→ Requirement 1
Answer these from the text on hedging with swaps and futures:
(a) What two fundamental problems do interest rate swaps suffer from?
(b) What have historically been the best candidates for swap transactions?
(c) How far out do Eurodollar futures maturities extend?
→ Requirement 2
Reproduce the text on hedging with swaps and futures verbatim from "This leaves the" to "for such transactions.".

→ Document extract
********************
Swaps are over-the-counter agreements that can be tailored to the specific needs of the portfolio manager. They can thus provide very accurate hedges. Unfortunately, the more complicated or unique the swap, the more expensive it tends to be.
Interest rate swaps also suffer from two fundamental problems: they are somewhat illiquid, and they have counterparty credit risk. Illiquidity should not be a critical problem for a buy-and-hold portfolio manager. It can be more of a problem for an actively traded account, as it is likely to result in a wider bid-ask spread that can increase the portfolios transaction costs. Even here, however, the profit expected from the mortgage investment may exceed the bid-ask spread on the swap, making the mortgage-plus-swap combination attractive.
Furthermore, an active trading account does not generally sell off securities for purposes of liquidating the account, but in order to replace one asset with another, cheaper asset. The portfolio manager can thus maintain a core group of swaps while substituting assets opportunistically. If the manager does choose to sell off securities and maintain a large position in cash, a long position in Treasuries can be used to maintain the desired duration without liquidating the swaps. The illiquidity of swaps is thus not critical.
This leaves the problem of counterparty credit risk. A swap leaves each party exposed to the credit quality of the other. This is why banks with high credit quality have historically been the best candidates for swap transactions. More recently, the need for high credit quality counterparties has led to the creation of several AAA swap dealers, some of which are special purpose subsidiaries of broker-dealers, set up strictly for such transactions.
Fortunately, the swap market is efficient and competitive enough that, even with a limited number of high-quality swap counterparties, it is possible to obtain reasonable rates without sacrificing credit quality. Furthermore, portfolio managers and dealers now have daily marks to market and bilateral collateral arrangements that require counterparties to post margin to each other to cover the net present value of the swap. Such arrangements allow the manager to engage in swaps with lowerquality counterparties without incurring substantial credit risk.
The specific problem of swaps with regard to CMO hedging is that they generally have fixed maturities or deterministic amortization schedules, while mortgages are exposed to unpredictable prepayment risk. In order to hedge this risk, the portfolio manager will have to use options, either on the swap or on similar fixed-income instruments such as Treasuries or mortgages.
Theoretically, then, interest rate swaps can provide an important hedging instrument for CMO portfolios. However, practical considerations, including regulatory and balance sheet issues, must be explored to see if the cost of such a trade is compensated for by the yield pickup from the trade.
Financial Futures
Several futures contracts can provide an alternative to swaps as hedging vehicles. Futures offer liquidity, price transparency, and the high credit quality of the exchange clearinghouse. Eurodollar futures provide a very good proxy for short-term swaps and are particularly useful for LIBORbased funds. Eurodollar futures have maturities up to 10 years, although liquidity is relatively low for back contracts. As they are cash settled, there are no technical factors related to supply and demand, and no delivery options.
********************
→ Data block
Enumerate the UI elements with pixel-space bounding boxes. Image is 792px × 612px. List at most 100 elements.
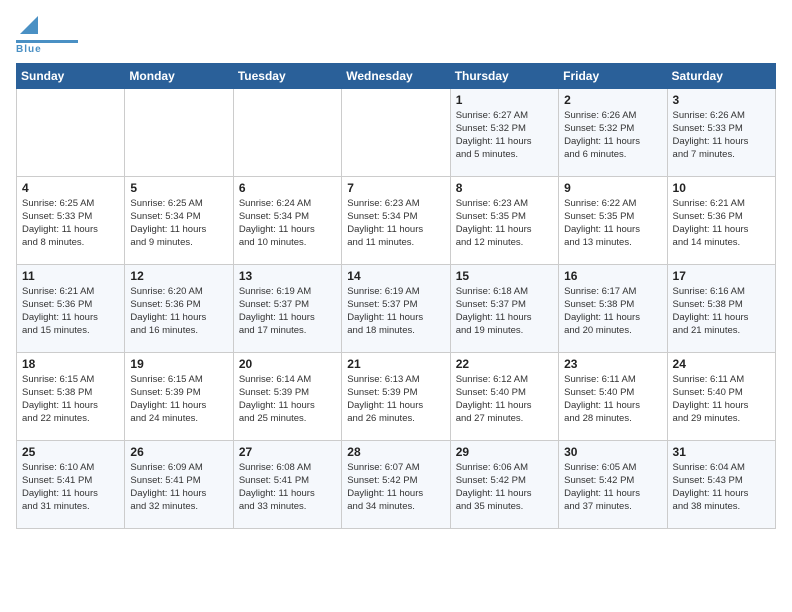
********************
→ Solution 1
(a) They are somewhat illiquid, and they have counterparty credit risk.
(b) Banks with high credit quality.
(c) Up to 10 years.

→ Solution 2
This leaves the problem of counterparty credit risk. A swap leaves each party exposed to the credit quality of the other. This is why banks with high credit quality have historically been the best candidates for swap transactions. More recently, the need for high credit quality counterparties has led to the creation of several AAA swap dealers, some of which are special purpose subsidiaries of broker-dealers, set up strictly for such transactions.